Problem to solve =
Please extract every line of the records below verbatim, leaving out the pictures.

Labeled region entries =
__________
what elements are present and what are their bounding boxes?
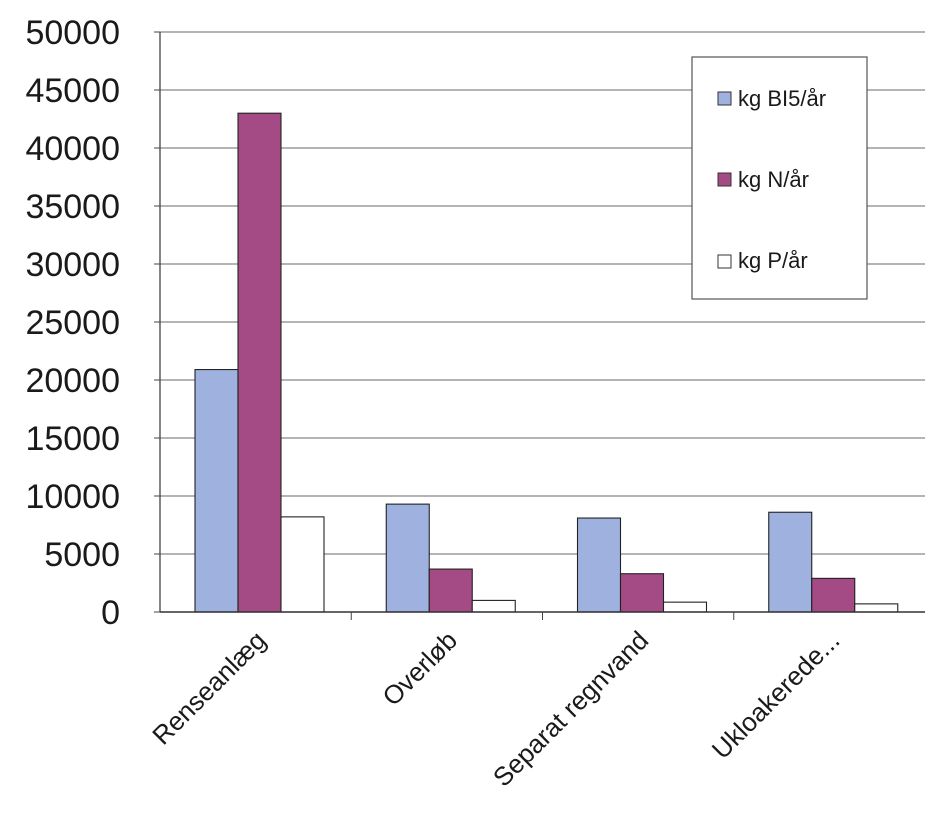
legend-label-n: kg N/år <box>738 167 809 192</box>
bar-n-2 <box>619 573 665 613</box>
y-tick-label: 40000 <box>25 130 120 168</box>
axes <box>159 32 925 620</box>
legend-label-bi5: kg BI5/år <box>738 86 826 111</box>
legend-swatch-p <box>717 254 732 269</box>
y-tick-label: 5000 <box>44 536 120 574</box>
bar-bi5-0 <box>194 369 239 613</box>
bars <box>194 112 899 613</box>
y-tick-label: 0 <box>101 594 120 632</box>
bar-p-2 <box>662 601 708 613</box>
bar-n-1 <box>428 568 473 613</box>
bar-bi5-2 <box>576 517 622 613</box>
bar-p-1 <box>471 599 516 613</box>
bar-bi5-1 <box>385 503 430 613</box>
bar-p-0 <box>280 516 325 613</box>
bar-n-3 <box>811 577 856 613</box>
gridlines <box>160 31 925 555</box>
bar-n-0 <box>237 112 282 613</box>
y-tick-label: 50000 <box>25 14 120 52</box>
x-category-label: Overløb <box>376 625 463 712</box>
x-axis-category-labels: Renseanlæg Overløb Separat regnvand Ukloake… <box>146 625 845 792</box>
y-tick-label: 15000 <box>25 420 120 458</box>
x-category-label: Ukloakerede... <box>706 625 846 765</box>
y-tick-label: 10000 <box>25 478 120 516</box>
legend-swatch-n <box>717 172 732 187</box>
y-tick-label: 25000 <box>25 304 120 342</box>
bar-p-3 <box>854 603 899 613</box>
y-tick-label: 20000 <box>25 362 120 400</box>
y-axis-tick-labels: 0 5000 10000 15000 20000 25000 30000 35000 40000… <box>25 14 160 632</box>
x-category-label: Separat regnvand <box>487 625 654 792</box>
legend: kg BI5/år kg N/år kg P/år <box>691 56 868 300</box>
bar-bi5-3 <box>768 511 813 613</box>
x-category-label: Renseanlæg <box>146 625 271 750</box>
legend-swatch-bi5 <box>717 91 732 106</box>
y-tick-label: 35000 <box>25 188 120 226</box>
y-tick-label: 45000 <box>25 72 120 110</box>
y-tick-label: 30000 <box>25 246 120 284</box>
legend-label-p: kg P/år <box>738 248 808 273</box>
__________
Output below =
what elements are present and what are their bounding boxes?
legend-label-n: kg N/år <box>738 167 809 192</box>
bar-n-2 <box>619 573 665 613</box>
y-tick-label: 40000 <box>25 130 120 168</box>
axes <box>159 32 925 620</box>
legend-label-bi5: kg BI5/år <box>738 86 826 111</box>
legend-swatch-p <box>717 254 732 269</box>
y-tick-label: 5000 <box>44 536 120 574</box>
bar-bi5-0 <box>194 369 239 613</box>
bars <box>194 112 899 613</box>
y-tick-label: 0 <box>101 594 120 632</box>
bar-p-2 <box>662 601 708 613</box>
bar-n-1 <box>428 568 473 613</box>
bar-bi5-2 <box>576 517 622 613</box>
bar-p-1 <box>471 599 516 613</box>
bar-bi5-1 <box>385 503 430 613</box>
bar-p-0 <box>280 516 325 613</box>
bar-n-3 <box>811 577 856 613</box>
gridlines <box>160 31 925 555</box>
bar-n-0 <box>237 112 282 613</box>
y-tick-label: 50000 <box>25 14 120 52</box>
x-category-label: Overløb <box>376 625 463 712</box>
x-axis-category-labels: Renseanlæg Overløb Separat regnvand Ukloake… <box>146 625 845 792</box>
y-tick-label: 15000 <box>25 420 120 458</box>
x-category-label: Ukloakerede... <box>706 625 846 765</box>
y-tick-label: 10000 <box>25 478 120 516</box>
legend-swatch-n <box>717 172 732 187</box>
y-tick-label: 25000 <box>25 304 120 342</box>
bar-p-3 <box>854 603 899 613</box>
y-tick-label: 20000 <box>25 362 120 400</box>
y-axis-tick-labels: 0 5000 10000 15000 20000 25000 30000 35000 40000… <box>25 14 160 632</box>
x-category-label: Separat regnvand <box>487 625 654 792</box>
legend: kg BI5/år kg N/år kg P/år <box>691 56 868 300</box>
bar-bi5-3 <box>768 511 813 613</box>
x-category-label: Renseanlæg <box>146 625 271 750</box>
legend-swatch-bi5 <box>717 91 732 106</box>
y-tick-label: 35000 <box>25 188 120 226</box>
y-tick-label: 45000 <box>25 72 120 110</box>
y-tick-label: 30000 <box>25 246 120 284</box>
legend-label-p: kg P/år <box>738 248 808 273</box>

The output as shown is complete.